(Dataset records)
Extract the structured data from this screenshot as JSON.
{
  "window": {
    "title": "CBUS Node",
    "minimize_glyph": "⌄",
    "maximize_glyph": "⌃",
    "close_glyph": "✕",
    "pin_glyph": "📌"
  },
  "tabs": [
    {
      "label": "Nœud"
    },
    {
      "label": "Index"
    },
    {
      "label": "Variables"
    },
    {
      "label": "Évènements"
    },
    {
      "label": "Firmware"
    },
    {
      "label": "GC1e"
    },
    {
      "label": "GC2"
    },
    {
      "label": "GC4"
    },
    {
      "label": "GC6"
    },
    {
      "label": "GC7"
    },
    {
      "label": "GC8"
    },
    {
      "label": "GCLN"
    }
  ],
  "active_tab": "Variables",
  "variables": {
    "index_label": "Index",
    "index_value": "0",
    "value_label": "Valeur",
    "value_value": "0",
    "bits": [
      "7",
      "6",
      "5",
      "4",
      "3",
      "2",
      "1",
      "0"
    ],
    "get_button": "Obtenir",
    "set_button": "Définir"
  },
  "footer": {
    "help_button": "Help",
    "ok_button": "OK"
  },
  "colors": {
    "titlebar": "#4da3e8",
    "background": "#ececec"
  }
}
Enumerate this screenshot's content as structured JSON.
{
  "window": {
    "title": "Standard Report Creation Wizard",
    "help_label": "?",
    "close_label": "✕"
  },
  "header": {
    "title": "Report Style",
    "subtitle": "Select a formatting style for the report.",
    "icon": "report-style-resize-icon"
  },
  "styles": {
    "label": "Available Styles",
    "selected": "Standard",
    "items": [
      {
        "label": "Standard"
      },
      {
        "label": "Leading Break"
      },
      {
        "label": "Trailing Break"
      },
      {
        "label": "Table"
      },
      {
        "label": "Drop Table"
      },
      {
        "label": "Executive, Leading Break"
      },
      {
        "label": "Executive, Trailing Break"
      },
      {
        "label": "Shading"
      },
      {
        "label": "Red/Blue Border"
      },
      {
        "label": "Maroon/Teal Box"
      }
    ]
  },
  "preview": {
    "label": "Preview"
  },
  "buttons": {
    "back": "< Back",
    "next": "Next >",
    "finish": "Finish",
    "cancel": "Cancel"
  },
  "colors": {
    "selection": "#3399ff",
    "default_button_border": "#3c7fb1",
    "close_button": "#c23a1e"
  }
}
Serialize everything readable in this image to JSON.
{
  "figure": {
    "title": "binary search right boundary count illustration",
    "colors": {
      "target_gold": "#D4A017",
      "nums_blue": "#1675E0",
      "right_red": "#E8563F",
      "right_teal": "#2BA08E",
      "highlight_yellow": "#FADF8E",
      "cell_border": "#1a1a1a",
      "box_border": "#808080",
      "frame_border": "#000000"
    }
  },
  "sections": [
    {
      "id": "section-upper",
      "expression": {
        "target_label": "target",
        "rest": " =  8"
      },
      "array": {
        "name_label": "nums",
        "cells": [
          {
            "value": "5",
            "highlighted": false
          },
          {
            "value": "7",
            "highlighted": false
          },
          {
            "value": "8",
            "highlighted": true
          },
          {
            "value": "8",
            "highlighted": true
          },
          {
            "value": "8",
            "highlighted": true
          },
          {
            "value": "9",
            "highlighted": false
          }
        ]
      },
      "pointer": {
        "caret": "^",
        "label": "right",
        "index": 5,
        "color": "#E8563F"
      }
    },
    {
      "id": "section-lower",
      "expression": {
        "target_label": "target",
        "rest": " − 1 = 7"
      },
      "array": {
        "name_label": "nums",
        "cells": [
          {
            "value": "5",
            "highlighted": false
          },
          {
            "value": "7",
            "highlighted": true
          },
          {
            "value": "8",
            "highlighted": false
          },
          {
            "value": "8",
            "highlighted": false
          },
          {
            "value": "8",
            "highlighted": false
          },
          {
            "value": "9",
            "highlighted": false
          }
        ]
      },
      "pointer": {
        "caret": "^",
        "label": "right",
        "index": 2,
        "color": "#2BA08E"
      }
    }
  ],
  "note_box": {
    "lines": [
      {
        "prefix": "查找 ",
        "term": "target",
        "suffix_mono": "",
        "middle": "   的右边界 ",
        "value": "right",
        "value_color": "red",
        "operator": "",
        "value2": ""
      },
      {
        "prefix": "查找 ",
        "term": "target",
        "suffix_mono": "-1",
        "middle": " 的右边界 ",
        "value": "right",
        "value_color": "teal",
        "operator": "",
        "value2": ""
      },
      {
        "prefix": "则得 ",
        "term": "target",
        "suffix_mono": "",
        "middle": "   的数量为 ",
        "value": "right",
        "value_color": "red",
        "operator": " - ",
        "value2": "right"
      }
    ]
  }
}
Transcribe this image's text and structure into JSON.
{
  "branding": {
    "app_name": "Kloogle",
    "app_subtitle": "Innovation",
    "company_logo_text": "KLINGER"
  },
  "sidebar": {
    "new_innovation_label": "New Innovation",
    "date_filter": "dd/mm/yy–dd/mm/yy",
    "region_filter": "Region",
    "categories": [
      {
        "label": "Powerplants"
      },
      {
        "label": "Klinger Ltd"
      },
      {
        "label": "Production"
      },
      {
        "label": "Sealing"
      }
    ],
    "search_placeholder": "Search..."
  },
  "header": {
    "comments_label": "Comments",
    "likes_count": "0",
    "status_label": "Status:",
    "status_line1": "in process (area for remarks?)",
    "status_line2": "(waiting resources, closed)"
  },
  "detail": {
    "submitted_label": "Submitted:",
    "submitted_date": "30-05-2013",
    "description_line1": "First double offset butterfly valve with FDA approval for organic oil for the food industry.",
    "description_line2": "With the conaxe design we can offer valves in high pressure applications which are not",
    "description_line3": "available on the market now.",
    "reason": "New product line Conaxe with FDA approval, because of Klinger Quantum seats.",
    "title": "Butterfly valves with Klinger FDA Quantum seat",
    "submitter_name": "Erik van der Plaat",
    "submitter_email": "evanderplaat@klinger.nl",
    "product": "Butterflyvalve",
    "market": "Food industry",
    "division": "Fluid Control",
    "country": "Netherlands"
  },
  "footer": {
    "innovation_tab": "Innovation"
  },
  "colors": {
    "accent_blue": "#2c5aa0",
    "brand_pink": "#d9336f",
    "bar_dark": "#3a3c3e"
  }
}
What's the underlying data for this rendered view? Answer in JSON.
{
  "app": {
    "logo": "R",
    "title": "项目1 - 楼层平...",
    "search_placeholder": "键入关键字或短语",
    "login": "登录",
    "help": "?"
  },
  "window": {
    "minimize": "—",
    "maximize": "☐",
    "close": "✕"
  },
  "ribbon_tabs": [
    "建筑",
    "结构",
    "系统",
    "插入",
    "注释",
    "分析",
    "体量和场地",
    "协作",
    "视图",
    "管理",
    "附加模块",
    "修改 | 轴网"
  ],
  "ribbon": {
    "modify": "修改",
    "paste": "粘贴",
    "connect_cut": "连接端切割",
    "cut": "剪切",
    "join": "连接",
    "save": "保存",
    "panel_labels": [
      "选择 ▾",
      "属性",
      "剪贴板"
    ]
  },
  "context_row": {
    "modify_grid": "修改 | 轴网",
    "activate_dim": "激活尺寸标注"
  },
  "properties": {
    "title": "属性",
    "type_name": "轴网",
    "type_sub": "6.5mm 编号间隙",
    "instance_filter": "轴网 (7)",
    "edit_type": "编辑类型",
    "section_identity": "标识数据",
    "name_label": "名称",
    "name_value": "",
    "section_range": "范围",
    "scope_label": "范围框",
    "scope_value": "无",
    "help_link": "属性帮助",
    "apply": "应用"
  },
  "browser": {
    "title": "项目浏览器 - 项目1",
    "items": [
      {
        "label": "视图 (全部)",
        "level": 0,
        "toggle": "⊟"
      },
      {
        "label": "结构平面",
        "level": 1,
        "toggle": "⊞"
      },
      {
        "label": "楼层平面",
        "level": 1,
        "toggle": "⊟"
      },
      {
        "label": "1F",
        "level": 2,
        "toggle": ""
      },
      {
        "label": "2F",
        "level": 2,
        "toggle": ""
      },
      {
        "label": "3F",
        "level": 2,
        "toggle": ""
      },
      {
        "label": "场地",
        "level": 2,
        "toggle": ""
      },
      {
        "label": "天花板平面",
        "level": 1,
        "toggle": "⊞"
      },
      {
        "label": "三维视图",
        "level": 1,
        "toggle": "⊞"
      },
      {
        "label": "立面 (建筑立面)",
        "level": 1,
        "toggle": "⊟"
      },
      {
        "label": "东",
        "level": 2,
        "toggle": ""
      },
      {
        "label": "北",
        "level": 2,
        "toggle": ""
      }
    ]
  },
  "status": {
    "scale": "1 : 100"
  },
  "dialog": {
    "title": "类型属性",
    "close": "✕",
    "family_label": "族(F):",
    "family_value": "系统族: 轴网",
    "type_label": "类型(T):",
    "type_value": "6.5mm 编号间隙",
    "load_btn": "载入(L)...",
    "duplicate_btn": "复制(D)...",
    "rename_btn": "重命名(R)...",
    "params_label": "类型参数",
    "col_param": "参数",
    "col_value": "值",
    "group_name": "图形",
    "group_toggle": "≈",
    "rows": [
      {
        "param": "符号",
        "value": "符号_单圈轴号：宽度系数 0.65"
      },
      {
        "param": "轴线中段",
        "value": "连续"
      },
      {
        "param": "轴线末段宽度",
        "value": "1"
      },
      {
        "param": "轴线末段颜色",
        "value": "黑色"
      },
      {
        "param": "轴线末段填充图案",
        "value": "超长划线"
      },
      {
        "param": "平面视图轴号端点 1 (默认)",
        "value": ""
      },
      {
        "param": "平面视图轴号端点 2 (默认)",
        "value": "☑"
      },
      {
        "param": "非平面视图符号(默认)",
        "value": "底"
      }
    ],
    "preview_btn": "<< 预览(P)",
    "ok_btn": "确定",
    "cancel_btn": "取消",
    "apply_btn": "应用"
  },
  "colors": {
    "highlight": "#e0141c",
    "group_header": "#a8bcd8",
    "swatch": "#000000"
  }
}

■ Written task ■
Using the records given above, list every line that includes the word "middle".

■ Correct output ■
        "middle": "   的右边界 ",
        "middle": " 的右边界 ",
        "middle": "   的数量为 ",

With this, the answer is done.